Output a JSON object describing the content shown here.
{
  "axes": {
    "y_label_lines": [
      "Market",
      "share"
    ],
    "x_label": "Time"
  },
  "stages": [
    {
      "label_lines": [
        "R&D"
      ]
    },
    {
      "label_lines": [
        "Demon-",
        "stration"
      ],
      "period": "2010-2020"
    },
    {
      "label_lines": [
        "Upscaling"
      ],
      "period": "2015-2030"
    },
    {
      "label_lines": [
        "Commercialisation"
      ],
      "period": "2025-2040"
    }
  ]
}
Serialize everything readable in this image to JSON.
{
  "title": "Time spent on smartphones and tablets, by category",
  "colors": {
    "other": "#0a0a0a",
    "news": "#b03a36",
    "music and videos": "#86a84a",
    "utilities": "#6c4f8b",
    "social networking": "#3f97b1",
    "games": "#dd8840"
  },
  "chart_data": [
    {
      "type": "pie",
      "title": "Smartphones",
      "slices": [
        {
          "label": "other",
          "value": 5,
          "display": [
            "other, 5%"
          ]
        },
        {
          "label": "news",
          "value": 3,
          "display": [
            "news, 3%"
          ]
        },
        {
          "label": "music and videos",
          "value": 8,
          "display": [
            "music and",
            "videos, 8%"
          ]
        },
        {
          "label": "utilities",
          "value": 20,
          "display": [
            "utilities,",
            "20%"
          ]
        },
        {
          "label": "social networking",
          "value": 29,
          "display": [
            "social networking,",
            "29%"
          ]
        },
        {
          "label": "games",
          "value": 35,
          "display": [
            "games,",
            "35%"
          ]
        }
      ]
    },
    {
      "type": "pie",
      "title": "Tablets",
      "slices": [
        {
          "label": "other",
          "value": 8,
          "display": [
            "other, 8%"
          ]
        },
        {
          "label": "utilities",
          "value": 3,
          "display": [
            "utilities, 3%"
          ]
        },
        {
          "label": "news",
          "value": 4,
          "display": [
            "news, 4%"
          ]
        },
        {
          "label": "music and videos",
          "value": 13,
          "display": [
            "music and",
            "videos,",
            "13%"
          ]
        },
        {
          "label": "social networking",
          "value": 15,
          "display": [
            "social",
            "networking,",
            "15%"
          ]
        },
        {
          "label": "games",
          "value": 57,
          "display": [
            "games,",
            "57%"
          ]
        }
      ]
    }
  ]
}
══════════════════════════════
WHAT THIS TASK INVOLVES: From the data, collect all lines where the string "value" appears.

ANSWER BELOW:
          "value": 5,
          "value": 3,
          "value": 8,
          "value": 20,
          "value": 29,
          "value": 35,
          "value": 8,
          "value": 3,
          "value": 4,
          "value": 13,
          "value": 15,
          "value": 57,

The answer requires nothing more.